Are You Ready to Get Rid of Zombie Phones? Amtel Can Help

When it comes to costs incurred by companies – from paying for on-premise infrastructure to forking over salaries every week to keeping the office kitchen cabinets stocked with Keuring pods – the bills can be astronomical, often only made worse by hidden expenses that get glossed over each month.

Many of those hidden expenses come from corporate-issued phones or mobile devices supplied by employers to employees. Whether it’s an employee who forgets to turn off his international roaming data plan when he travels abroad for business or an employee who calls 411 frequently as opposed to 1-800-411, which is free, employees are racking up the costs for their employers thanks to their mobile phone use – and it is largely going undetected. Until now, that is.

One company that is setting out to help you uncover those buried costs is Amtel, a global mobile device management and telecom expense management vendor that addresses the challenges companies face in managing mobile devices. And one of the main businesses Amtel is in is killing zombies. Yes, zombies.
····················
Exercise
According to the article on zombie phones, why does an employee who calls 411 frequently add to the employer's costs?

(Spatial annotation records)
····················
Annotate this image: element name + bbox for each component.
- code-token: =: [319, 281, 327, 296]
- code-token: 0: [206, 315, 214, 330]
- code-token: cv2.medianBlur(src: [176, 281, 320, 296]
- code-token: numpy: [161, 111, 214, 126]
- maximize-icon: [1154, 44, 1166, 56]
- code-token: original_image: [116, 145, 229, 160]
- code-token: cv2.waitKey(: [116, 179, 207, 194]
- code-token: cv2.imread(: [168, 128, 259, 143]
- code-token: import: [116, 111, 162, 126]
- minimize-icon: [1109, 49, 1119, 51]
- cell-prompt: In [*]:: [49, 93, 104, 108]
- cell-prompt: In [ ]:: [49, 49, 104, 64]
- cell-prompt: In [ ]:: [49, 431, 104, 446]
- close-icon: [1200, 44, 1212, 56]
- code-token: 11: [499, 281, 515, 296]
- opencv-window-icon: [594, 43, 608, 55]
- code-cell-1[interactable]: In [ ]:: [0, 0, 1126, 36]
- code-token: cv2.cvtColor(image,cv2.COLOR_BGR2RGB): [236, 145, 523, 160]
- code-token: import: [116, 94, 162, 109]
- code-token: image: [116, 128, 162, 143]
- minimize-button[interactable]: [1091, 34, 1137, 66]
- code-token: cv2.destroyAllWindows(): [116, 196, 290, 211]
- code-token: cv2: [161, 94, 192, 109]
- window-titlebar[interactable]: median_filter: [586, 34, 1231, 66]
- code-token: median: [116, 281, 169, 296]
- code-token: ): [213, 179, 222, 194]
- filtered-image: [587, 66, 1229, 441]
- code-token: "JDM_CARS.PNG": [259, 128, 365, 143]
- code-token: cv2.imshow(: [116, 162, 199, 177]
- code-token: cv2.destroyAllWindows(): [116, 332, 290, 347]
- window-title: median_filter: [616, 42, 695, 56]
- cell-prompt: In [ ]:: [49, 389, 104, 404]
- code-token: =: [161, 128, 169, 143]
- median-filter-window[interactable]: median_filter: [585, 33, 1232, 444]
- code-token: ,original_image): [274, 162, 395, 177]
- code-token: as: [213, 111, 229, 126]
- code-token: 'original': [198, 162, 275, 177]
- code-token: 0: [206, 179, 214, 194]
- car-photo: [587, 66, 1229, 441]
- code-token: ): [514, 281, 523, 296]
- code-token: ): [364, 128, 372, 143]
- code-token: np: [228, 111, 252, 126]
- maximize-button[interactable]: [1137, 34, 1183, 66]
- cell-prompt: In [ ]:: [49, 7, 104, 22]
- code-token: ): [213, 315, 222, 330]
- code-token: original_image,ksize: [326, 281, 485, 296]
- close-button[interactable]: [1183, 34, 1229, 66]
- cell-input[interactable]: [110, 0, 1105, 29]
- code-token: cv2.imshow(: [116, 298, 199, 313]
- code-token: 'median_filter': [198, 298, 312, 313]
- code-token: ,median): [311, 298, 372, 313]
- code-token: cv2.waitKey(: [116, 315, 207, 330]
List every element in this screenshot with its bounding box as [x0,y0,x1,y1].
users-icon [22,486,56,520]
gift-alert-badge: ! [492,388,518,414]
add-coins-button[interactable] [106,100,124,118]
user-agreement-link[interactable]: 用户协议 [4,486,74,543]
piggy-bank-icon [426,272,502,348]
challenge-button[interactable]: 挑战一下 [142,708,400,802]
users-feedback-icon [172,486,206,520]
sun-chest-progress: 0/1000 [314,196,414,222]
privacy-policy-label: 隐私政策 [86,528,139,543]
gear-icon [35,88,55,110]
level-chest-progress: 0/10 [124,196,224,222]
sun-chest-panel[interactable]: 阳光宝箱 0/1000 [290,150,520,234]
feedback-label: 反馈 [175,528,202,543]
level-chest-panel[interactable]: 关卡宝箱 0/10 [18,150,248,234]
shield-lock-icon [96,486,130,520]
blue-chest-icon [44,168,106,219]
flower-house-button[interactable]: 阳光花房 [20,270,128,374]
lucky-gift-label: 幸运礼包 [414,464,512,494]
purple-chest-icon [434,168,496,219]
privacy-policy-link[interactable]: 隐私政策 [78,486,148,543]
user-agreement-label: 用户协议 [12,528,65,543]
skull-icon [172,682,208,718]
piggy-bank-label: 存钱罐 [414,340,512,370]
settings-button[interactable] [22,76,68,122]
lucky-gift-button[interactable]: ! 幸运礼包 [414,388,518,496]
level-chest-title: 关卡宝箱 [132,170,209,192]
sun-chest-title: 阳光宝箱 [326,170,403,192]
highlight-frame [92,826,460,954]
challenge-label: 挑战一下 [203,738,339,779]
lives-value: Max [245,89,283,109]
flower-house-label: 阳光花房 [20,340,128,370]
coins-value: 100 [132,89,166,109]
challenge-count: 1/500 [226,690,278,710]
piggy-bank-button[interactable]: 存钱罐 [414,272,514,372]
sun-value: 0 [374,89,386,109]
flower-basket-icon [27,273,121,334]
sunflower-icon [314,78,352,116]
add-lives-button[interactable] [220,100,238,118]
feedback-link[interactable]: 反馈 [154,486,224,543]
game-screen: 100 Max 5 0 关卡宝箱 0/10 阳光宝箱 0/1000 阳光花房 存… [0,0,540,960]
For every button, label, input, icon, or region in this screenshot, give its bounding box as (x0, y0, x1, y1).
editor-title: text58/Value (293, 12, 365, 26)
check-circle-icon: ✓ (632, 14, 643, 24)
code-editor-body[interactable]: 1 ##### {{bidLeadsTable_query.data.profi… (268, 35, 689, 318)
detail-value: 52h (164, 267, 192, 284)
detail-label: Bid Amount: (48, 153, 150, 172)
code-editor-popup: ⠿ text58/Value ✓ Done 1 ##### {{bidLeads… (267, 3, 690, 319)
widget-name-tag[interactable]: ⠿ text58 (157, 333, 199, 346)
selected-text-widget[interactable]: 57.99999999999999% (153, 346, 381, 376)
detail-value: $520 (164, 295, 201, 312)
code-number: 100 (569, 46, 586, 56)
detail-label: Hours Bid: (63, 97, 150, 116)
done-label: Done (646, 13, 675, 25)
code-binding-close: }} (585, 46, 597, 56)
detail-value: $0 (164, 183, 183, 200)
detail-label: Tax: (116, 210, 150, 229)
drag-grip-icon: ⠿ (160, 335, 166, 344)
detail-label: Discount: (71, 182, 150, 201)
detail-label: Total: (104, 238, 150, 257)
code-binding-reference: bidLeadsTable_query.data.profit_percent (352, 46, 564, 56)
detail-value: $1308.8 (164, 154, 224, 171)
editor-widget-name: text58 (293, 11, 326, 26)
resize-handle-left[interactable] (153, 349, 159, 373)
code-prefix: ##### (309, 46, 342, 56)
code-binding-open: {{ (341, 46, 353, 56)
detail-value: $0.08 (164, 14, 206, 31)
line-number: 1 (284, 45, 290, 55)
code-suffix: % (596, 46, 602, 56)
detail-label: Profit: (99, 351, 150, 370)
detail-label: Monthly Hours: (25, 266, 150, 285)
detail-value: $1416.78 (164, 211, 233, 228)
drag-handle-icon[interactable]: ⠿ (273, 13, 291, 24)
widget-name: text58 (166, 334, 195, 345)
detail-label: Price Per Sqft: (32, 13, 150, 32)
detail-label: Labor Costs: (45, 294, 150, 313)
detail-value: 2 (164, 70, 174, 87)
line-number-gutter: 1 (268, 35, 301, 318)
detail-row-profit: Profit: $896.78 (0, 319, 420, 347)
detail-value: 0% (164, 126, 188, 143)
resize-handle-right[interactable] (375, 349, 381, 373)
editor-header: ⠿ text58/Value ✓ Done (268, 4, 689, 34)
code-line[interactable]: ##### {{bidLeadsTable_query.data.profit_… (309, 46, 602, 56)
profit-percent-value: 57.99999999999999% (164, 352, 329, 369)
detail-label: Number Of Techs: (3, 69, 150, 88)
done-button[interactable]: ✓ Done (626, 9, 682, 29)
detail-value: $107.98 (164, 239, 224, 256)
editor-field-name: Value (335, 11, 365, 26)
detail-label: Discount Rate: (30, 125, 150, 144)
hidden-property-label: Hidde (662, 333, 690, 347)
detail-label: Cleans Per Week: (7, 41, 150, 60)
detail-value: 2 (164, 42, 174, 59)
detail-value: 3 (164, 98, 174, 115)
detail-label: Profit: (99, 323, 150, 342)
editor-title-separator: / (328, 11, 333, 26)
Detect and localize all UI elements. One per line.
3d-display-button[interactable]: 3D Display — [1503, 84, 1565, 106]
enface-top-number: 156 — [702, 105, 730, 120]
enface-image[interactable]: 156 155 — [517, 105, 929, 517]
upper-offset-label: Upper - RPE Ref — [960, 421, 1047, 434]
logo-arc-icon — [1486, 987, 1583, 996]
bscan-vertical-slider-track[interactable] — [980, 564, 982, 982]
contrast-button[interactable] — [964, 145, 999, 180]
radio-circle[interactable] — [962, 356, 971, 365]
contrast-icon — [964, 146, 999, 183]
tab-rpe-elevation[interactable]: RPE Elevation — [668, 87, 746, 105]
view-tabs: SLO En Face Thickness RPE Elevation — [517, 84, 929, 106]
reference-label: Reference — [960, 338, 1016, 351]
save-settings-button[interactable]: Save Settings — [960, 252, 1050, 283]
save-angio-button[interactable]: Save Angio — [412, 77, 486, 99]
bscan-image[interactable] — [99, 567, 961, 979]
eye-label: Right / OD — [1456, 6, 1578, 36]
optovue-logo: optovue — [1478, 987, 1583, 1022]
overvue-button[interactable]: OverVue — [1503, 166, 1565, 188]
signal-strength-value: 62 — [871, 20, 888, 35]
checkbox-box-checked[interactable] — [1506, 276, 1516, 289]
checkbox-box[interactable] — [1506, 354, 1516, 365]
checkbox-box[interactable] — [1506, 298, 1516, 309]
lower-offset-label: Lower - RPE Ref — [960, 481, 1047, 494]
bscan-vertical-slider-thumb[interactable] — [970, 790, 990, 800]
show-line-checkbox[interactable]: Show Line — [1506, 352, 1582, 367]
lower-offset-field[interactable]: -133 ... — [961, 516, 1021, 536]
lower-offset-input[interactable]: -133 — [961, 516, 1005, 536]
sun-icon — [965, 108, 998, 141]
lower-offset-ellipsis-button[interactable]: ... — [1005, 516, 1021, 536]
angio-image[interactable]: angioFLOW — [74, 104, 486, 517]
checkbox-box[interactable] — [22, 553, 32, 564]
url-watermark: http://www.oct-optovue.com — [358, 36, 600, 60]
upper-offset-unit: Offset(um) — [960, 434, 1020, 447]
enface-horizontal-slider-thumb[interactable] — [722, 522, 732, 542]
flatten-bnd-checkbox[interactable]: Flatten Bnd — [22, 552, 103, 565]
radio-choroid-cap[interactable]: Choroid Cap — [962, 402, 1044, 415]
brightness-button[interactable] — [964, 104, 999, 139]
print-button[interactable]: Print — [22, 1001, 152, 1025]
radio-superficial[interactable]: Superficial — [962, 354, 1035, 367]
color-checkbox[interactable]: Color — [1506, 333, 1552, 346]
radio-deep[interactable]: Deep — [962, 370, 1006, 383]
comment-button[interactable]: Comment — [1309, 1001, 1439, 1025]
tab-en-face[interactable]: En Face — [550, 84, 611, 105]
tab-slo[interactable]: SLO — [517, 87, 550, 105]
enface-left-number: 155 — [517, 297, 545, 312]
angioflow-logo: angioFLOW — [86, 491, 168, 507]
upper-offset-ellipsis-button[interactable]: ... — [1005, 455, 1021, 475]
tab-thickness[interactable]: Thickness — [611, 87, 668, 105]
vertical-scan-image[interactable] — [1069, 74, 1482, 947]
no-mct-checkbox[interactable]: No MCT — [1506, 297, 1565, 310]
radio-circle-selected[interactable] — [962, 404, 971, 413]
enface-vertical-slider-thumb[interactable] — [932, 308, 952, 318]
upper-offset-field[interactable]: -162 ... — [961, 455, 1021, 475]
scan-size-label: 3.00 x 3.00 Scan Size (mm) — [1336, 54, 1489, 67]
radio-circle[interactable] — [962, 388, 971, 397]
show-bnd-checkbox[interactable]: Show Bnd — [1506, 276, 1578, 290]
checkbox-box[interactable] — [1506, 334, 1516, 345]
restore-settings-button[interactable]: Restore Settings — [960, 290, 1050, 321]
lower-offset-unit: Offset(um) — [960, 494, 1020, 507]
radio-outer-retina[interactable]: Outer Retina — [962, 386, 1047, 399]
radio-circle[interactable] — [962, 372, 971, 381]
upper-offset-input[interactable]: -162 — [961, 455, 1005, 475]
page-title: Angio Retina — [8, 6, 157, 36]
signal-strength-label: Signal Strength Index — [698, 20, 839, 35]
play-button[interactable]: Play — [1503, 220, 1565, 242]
····················
Task output
The employee calls 411 instead of 1-800-411, which the article notes is free. The employer therefore pays for directory calls that could have cost nothing, and these charges largely go undetected.